## Work required
Copy the data below exactly, omitting any picture it contains.
### Given data
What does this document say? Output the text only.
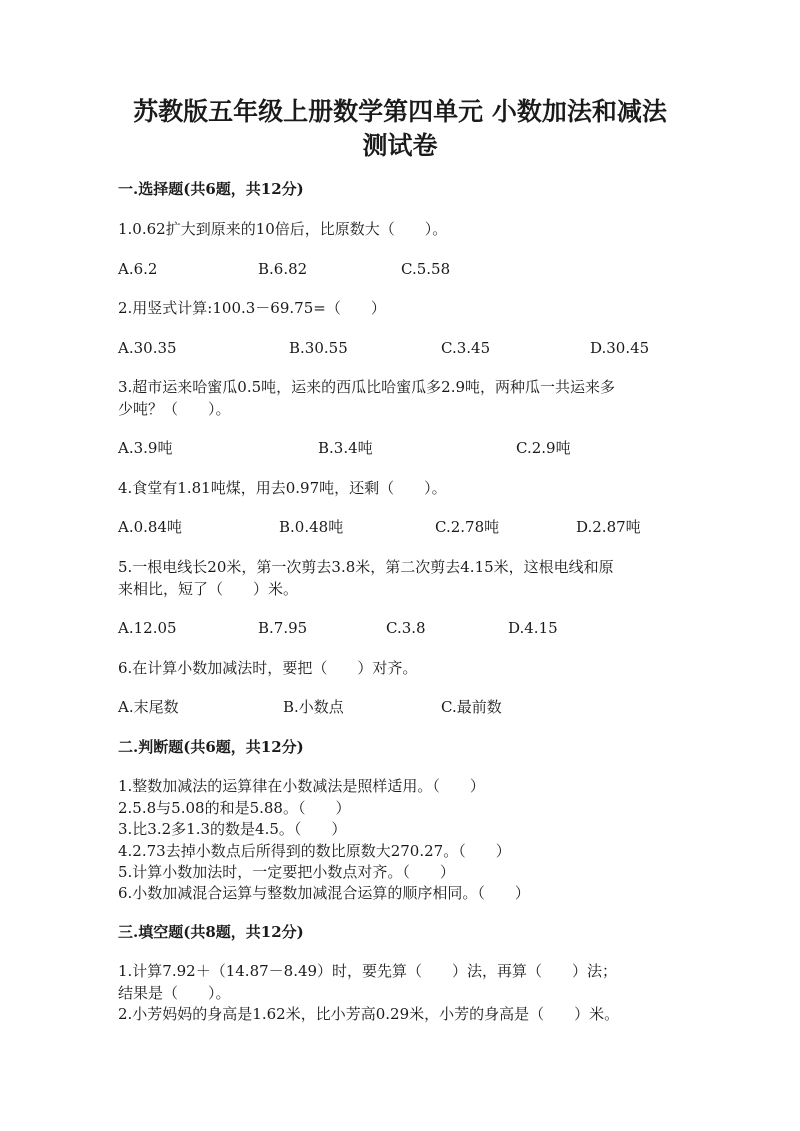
苏教版五年级上册数学第四单元 小数加法和减法
测试卷
一.选择题(共6题，共12分)
1.0.62扩大到原来的10倍后，比原数大（　　）。
A.6.2	B.6.82	C.5.58
2.用竖式计算:100.3－69.75=（　　）
A.30.35	B.30.55	C.3.45	D.30.45
3.超市运来哈蜜瓜0.5吨，运来的西瓜比哈蜜瓜多2.9吨，两种瓜一共运来多
少吨？（　　）。
A.3.9吨	B.3.4吨	C.2.9吨
4.食堂有1.81吨煤，用去0.97吨，还剩（　　）。
A.0.84吨	B.0.48吨	C.2.78吨	D.2.87吨
5.一根电线长20米，第一次剪去3.8米，第二次剪去4.15米，这根电线和原
来相比，短了（　　）米。
A.12.05	B.7.95	C.3.8	D.4.15
6.在计算小数加减法时，要把（　　）对齐。
A.末尾数	B.小数点	C.最前数
二.判断题(共6题，共12分)
1.整数加减法的运算律在小数减法是照样适用。（　　）
2.5.8与5.08的和是5.88。（　　）
3.比3.2多1.3的数是4.5。（　　）
4.2.73去掉小数点后所得到的数比原数大270.27。（　　）
5.计算小数加法时，一定要把小数点对齐。（　　）
6.小数加减混合运算与整数加减混合运算的顺序相同。（　　）
三.填空题(共8题，共12分)
1.计算7.92＋（14.87－8.49）时，要先算（　　）法，再算（　　）法；
结果是（　　）。
2.小芳妈妈的身高是1.62米，比小芳高0.29米，小芳的身高是（　　）米。
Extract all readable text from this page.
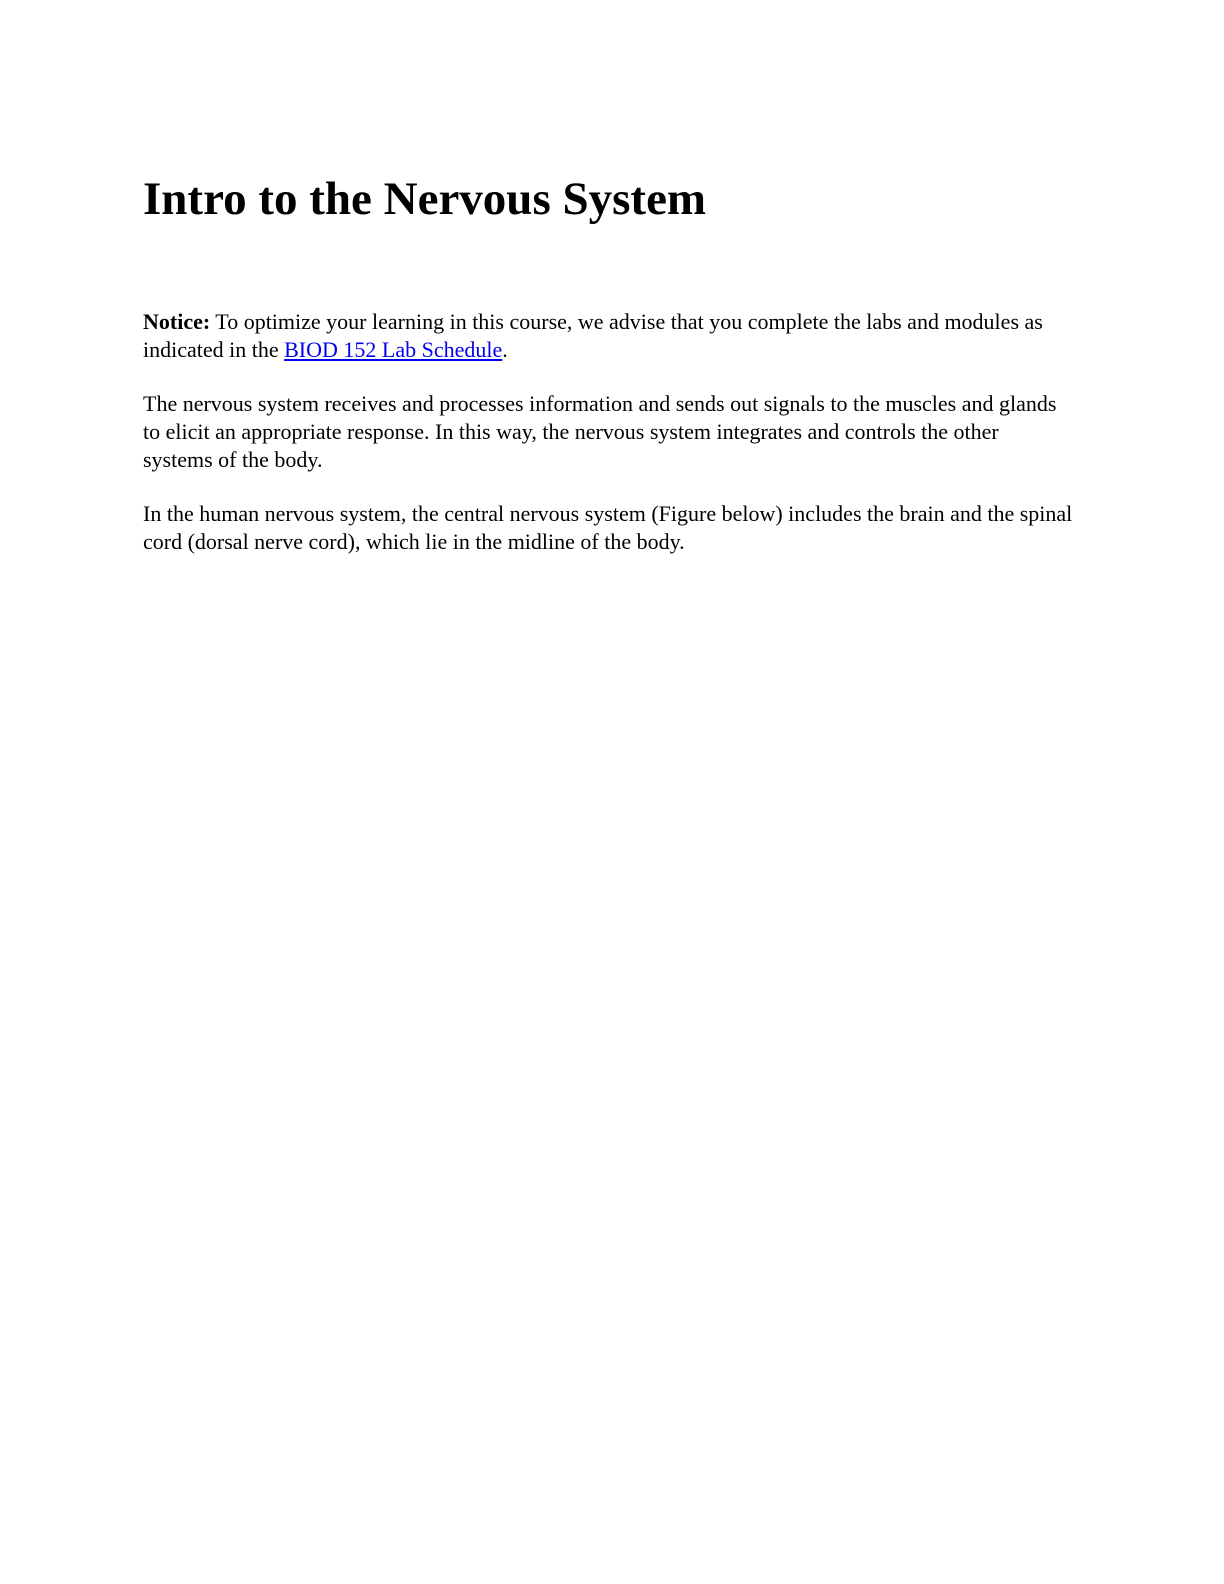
Intro to the Nervous System

Notice: To optimize your learning in this course, we advise that you complete the labs and modules as indicated in the BIOD 152 Lab Schedule.

The nervous system receives and processes information and sends out signals to the muscles and glands to elicit an appropriate response. In this way, the nervous system integrates and controls the other systems of the body.

In the human nervous system, the central nervous system (Figure below) includes the brain and the spinal cord (dorsal nerve cord), which lie in the midline of the body.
######
## Result for this exercise
What does this document say? Output the text only.
苏教版五年级上册数学第四单元 小数加法和减法
测试卷
一.选择题(共6题，共12分)
1.0.62扩大到原来的10倍后，比原数大（　　）。
A.6.2	B.6.82	C.5.58
2.用竖式计算:100.3－69.75=（　　）
A.30.35	B.30.55	C.3.45	D.30.45
3.超市运来哈蜜瓜0.5吨，运来的西瓜比哈蜜瓜多2.9吨，两种瓜一共运来多
少吨？（　　）。
A.3.9吨	B.3.4吨	C.2.9吨
4.食堂有1.81吨煤，用去0.97吨，还剩（　　）。
A.0.84吨	B.0.48吨	C.2.78吨	D.2.87吨
5.一根电线长20米，第一次剪去3.8米，第二次剪去4.15米，这根电线和原
来相比，短了（　　）米。
A.12.05	B.7.95	C.3.8	D.4.15
6.在计算小数加减法时，要把（　　）对齐。
A.末尾数	B.小数点	C.最前数
二.判断题(共6题，共12分)
1.整数加减法的运算律在小数减法是照样适用。（　　）
2.5.8与5.08的和是5.88。（　　）
3.比3.2多1.3的数是4.5。（　　）
4.2.73去掉小数点后所得到的数比原数大270.27。（　　）
5.计算小数加法时，一定要把小数点对齐。（　　）
6.小数加减混合运算与整数加减混合运算的顺序相同。（　　）
三.填空题(共8题，共12分)
1.计算7.92＋（14.87－8.49）时，要先算（　　）法，再算（　　）法；
结果是（　　）。
2.小芳妈妈的身高是1.62米，比小芳高0.29米，小芳的身高是（　　）米。
Extract all readable text from this page.
Intro to the Nervous System

Notice: To optimize your learning in this course, we advise that you complete the labs and modules as indicated in the BIOD 152 Lab Schedule.

The nervous system receives and processes information and sends out signals to the muscles and glands to elicit an appropriate response. In this way, the nervous system integrates and controls the other systems of the body.

In the human nervous system, the central nervous system (Figure below) includes the brain and the spinal cord (dorsal nerve cord), which lie in the midline of the body.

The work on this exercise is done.